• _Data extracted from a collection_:
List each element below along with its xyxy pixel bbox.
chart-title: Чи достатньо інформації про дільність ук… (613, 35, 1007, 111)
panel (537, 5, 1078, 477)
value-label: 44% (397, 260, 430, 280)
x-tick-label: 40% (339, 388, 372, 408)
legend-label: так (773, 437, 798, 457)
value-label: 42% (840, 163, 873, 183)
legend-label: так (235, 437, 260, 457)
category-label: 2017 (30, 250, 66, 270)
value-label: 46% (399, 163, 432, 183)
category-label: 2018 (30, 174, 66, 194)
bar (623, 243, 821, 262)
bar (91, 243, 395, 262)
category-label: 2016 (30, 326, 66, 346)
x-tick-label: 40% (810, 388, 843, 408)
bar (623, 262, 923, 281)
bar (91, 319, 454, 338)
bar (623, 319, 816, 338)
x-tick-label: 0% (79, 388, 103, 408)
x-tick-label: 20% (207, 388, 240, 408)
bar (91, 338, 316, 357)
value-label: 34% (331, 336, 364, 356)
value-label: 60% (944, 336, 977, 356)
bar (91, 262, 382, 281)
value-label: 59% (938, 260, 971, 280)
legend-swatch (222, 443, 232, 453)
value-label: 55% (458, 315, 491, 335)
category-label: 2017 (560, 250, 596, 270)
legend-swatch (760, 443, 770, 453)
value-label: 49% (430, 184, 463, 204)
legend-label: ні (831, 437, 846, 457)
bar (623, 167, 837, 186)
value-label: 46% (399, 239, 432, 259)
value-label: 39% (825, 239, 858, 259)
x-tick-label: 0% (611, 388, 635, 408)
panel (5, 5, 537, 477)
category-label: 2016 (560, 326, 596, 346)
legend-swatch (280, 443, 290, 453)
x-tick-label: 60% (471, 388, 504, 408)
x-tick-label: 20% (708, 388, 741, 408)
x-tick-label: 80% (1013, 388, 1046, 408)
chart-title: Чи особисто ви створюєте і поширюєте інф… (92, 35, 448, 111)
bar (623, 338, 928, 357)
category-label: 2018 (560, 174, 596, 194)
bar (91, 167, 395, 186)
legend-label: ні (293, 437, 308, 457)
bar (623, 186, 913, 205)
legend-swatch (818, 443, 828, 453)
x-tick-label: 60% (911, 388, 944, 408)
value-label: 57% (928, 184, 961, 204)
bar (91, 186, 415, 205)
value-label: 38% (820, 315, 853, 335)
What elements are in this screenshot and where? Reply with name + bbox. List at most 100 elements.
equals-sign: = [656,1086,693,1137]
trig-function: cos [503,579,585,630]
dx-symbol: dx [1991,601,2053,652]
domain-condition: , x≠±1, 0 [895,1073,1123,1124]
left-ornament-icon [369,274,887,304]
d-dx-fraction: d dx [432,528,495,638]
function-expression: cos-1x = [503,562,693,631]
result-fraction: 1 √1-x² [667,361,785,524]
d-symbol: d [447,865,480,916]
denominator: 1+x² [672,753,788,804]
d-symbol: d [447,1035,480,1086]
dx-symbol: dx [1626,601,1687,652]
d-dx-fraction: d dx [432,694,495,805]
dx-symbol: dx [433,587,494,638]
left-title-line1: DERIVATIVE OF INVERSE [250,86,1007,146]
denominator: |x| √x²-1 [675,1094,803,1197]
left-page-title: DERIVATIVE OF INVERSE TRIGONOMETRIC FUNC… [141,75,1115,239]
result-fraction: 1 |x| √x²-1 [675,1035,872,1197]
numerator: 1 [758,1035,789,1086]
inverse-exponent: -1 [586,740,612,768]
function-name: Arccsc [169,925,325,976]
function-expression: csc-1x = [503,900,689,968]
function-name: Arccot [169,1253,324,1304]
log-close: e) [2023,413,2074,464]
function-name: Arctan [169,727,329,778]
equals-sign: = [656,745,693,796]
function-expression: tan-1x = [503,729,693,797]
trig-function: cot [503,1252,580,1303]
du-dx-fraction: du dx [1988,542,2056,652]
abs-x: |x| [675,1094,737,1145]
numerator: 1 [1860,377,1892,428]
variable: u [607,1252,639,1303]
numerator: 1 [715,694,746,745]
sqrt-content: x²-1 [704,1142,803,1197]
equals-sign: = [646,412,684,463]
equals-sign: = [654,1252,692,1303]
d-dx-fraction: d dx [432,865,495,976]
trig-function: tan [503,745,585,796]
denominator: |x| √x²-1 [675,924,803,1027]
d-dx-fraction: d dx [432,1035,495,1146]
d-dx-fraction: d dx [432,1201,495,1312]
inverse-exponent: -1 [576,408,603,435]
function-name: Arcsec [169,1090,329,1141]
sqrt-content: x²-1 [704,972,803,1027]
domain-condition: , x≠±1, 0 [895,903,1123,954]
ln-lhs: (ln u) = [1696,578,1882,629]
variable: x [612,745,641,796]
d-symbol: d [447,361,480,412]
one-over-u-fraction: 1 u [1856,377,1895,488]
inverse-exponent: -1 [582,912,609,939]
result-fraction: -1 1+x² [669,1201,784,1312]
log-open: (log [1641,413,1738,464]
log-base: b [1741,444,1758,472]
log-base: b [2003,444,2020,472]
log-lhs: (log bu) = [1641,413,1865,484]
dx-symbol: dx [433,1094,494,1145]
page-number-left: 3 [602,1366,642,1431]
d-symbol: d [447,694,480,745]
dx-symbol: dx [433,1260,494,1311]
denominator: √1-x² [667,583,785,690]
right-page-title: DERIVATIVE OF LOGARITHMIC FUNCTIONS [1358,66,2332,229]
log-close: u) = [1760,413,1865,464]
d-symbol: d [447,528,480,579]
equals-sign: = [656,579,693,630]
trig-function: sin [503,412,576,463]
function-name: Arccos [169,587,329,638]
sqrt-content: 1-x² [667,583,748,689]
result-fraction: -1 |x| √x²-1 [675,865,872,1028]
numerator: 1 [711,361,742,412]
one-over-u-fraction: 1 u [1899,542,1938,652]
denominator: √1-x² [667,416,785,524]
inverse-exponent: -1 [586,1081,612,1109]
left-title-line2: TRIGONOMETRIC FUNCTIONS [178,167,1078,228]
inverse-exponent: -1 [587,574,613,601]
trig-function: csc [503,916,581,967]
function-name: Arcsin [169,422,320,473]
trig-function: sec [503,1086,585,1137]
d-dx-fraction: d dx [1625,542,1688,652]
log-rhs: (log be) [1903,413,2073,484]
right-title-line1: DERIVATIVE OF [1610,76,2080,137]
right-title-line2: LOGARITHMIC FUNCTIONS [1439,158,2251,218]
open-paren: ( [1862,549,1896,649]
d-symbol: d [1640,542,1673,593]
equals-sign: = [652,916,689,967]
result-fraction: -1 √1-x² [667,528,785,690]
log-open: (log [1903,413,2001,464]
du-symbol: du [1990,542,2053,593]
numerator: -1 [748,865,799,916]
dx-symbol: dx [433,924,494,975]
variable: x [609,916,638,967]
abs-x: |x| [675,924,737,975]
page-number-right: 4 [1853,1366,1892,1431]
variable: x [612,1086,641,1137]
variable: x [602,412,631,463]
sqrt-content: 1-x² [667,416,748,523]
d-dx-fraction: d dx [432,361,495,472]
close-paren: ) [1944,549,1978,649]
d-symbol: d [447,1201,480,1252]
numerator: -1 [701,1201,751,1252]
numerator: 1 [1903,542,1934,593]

• _PROBLEM REQUIREMENTS_: Extract every line of the records above that contains the string "condition", matching case exactly.

• _OUTPUT_:
domain-condition: , x≠±1, 0 [895,1073,1123,1124]
domain-condition: , x≠±1, 0 [895,903,1123,954]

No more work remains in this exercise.